What the exercise asks
Reproduce each line from the records that holds "rank".

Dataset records
— BEGIN —

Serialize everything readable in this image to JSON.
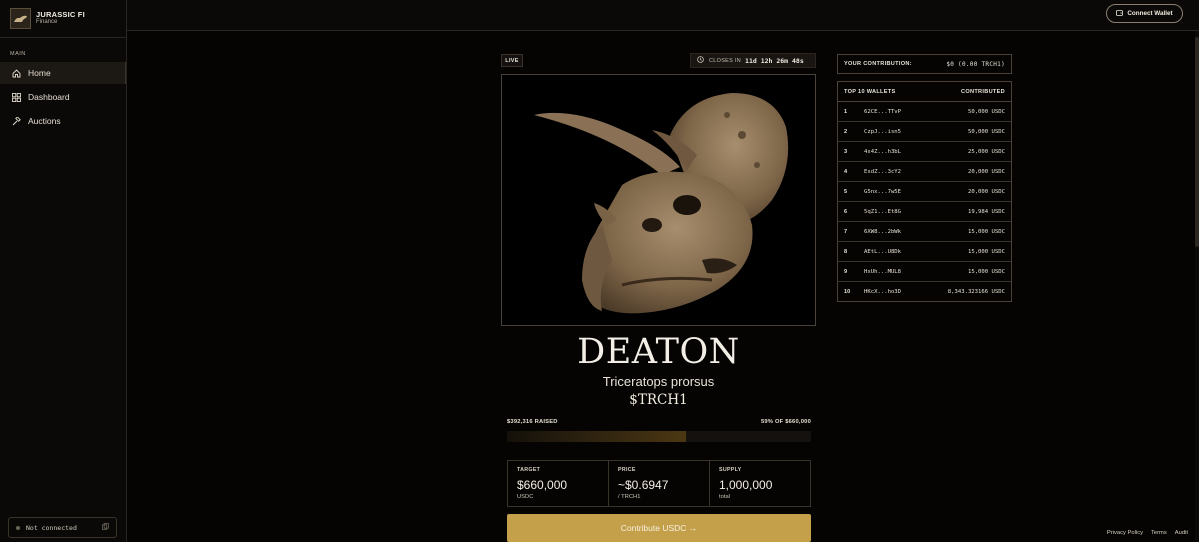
{
  "brand": {
    "name": "JURASSIC FI",
    "sub": "Finance"
  },
  "sidebar": {
    "section_label": "MAIN",
    "items": [
      {
        "label": "Home",
        "icon": "home-icon",
        "active": true
      },
      {
        "label": "Dashboard",
        "icon": "dashboard-icon",
        "active": false
      },
      {
        "label": "Auctions",
        "icon": "auctions-icon",
        "active": false
      }
    ],
    "status": "Not connected"
  },
  "topbar": {
    "connect_label": "Connect Wallet"
  },
  "auction": {
    "live_label": "LIVE",
    "closes_label": "CLOSES IN",
    "closes_time": "11d 12h 26m 48s",
    "name": "DEATON",
    "species": "Triceratops prorsus",
    "ticker": "$TRCH1",
    "raised_label": "$392,316 RAISED",
    "progress_label": "59% OF $660,000",
    "progress_fraction": 0.59,
    "stats": [
      {
        "label": "TARGET",
        "value": "$660,000",
        "unit": "USDC"
      },
      {
        "label": "PRICE",
        "value": "~$0.6947",
        "unit": "/ TRCH1"
      },
      {
        "label": "SUPPLY",
        "value": "1,000,000",
        "unit": "total"
      }
    ],
    "contribute_label": "Contribute USDC →"
  },
  "your_contribution": {
    "label": "YOUR CONTRIBUTION:",
    "value": "$0 (0.00 TRCH1)"
  },
  "wallets": {
    "header_left": "TOP 10 WALLETS",
    "header_right": "CONTRIBUTED",
    "rows": [
      {
        "rank": "1",
        "address": "62CE...TTvP",
        "amount": "50,000 USDC"
      },
      {
        "rank": "2",
        "address": "CzpJ...isn5",
        "amount": "50,000 USDC"
      },
      {
        "rank": "3",
        "address": "4s4Z...h3bL",
        "amount": "25,000 USDC"
      },
      {
        "rank": "4",
        "address": "EsdZ...3cY2",
        "amount": "20,000 USDC"
      },
      {
        "rank": "5",
        "address": "G5nx...7w5E",
        "amount": "20,000 USDC"
      },
      {
        "rank": "6",
        "address": "5qZ1...Et8G",
        "amount": "19,984 USDC"
      },
      {
        "rank": "7",
        "address": "6XW8...2bWk",
        "amount": "15,000 USDC"
      },
      {
        "rank": "8",
        "address": "AEtL...U8Dk",
        "amount": "15,000 USDC"
      },
      {
        "rank": "9",
        "address": "HxUh...MUL8",
        "amount": "15,000 USDC"
      },
      {
        "rank": "10",
        "address": "HKcX...ho3D",
        "amount": "8,343.323166 USDC"
      }
    ]
  },
  "footer": {
    "links": [
      "Privacy Policy",
      "Terms",
      "Audit"
    ]
  },
  "colors": {
    "accent": "#c4a04a",
    "background": "#050403",
    "border": "#4a4238"
  }
}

— END —

Written response
        "rank": "1",
        "rank": "2",
        "rank": "3",
        "rank": "4",
        "rank": "5",
        "rank": "6",
        "rank": "7",
        "rank": "8",
        "rank": "9",
        "rank": "10",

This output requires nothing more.